Pull out from the material below all lines with "factam".

----------------------------------------

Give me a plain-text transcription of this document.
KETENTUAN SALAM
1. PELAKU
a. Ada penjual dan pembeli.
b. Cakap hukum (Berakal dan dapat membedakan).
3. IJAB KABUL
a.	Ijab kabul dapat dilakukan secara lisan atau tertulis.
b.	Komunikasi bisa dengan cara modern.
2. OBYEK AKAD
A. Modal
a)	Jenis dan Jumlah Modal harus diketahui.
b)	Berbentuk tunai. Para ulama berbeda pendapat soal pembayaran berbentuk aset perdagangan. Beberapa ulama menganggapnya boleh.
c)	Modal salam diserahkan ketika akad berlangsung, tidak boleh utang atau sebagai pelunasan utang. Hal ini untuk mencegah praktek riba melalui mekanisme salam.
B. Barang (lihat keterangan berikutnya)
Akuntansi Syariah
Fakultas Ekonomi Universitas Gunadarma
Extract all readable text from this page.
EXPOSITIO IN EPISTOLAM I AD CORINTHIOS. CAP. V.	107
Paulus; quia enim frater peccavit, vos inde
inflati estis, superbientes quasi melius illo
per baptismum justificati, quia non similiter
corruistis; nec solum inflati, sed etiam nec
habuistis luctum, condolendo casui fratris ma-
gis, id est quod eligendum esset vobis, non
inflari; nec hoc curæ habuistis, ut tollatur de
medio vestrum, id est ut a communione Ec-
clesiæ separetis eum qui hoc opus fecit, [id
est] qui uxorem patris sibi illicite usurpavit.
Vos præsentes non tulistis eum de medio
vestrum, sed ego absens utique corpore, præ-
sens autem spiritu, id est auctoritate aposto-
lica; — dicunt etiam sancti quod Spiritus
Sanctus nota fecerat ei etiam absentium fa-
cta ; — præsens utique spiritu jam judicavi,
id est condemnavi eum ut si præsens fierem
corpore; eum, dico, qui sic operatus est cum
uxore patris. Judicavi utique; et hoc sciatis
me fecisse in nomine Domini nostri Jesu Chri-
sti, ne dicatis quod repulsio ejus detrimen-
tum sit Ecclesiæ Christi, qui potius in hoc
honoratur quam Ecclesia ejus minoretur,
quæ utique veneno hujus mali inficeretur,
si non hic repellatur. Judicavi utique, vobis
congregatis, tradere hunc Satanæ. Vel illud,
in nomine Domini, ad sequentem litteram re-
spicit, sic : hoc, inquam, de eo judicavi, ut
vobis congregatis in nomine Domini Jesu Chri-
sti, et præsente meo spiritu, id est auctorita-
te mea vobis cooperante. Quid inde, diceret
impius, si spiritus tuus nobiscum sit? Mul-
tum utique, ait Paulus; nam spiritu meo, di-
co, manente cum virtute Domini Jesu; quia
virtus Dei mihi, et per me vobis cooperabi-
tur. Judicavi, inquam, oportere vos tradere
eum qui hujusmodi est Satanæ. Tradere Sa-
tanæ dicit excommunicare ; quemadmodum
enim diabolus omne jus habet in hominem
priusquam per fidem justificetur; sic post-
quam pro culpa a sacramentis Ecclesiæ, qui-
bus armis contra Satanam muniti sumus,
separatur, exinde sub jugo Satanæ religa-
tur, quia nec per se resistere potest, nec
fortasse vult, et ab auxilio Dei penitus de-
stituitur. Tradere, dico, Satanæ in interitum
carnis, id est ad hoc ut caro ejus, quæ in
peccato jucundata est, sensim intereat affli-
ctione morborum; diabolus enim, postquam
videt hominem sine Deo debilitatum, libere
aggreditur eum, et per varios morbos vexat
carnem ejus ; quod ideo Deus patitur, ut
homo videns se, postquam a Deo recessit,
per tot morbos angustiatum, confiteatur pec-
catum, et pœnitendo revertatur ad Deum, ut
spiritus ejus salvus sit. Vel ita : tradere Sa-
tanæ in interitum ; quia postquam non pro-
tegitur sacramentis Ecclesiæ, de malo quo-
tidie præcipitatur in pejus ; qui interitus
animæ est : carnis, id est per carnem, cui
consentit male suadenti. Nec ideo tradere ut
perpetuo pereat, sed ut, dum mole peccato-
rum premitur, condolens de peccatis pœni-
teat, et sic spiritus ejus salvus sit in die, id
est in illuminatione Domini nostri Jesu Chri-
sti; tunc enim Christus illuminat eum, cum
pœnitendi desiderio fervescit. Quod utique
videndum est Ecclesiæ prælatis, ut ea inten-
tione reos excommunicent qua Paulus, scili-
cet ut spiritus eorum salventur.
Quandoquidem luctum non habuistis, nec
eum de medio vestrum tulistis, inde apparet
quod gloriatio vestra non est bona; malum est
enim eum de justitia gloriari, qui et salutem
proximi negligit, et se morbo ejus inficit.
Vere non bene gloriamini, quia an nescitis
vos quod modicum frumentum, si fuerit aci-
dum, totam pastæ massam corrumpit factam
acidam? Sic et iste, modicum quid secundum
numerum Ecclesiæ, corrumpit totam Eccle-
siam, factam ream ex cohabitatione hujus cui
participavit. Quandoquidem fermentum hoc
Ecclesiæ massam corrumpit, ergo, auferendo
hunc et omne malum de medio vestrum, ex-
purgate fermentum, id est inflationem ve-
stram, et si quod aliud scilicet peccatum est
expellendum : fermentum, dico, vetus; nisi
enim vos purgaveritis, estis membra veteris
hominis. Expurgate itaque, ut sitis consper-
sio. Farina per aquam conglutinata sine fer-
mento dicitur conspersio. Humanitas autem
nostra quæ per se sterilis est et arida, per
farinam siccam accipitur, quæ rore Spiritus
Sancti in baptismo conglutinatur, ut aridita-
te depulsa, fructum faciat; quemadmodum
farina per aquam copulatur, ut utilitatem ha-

----------------------------------------

▸ **Answer below**
dum, totam pastæ massam corrumpit factam
siam, factam ream ex cohabitatione hujus cui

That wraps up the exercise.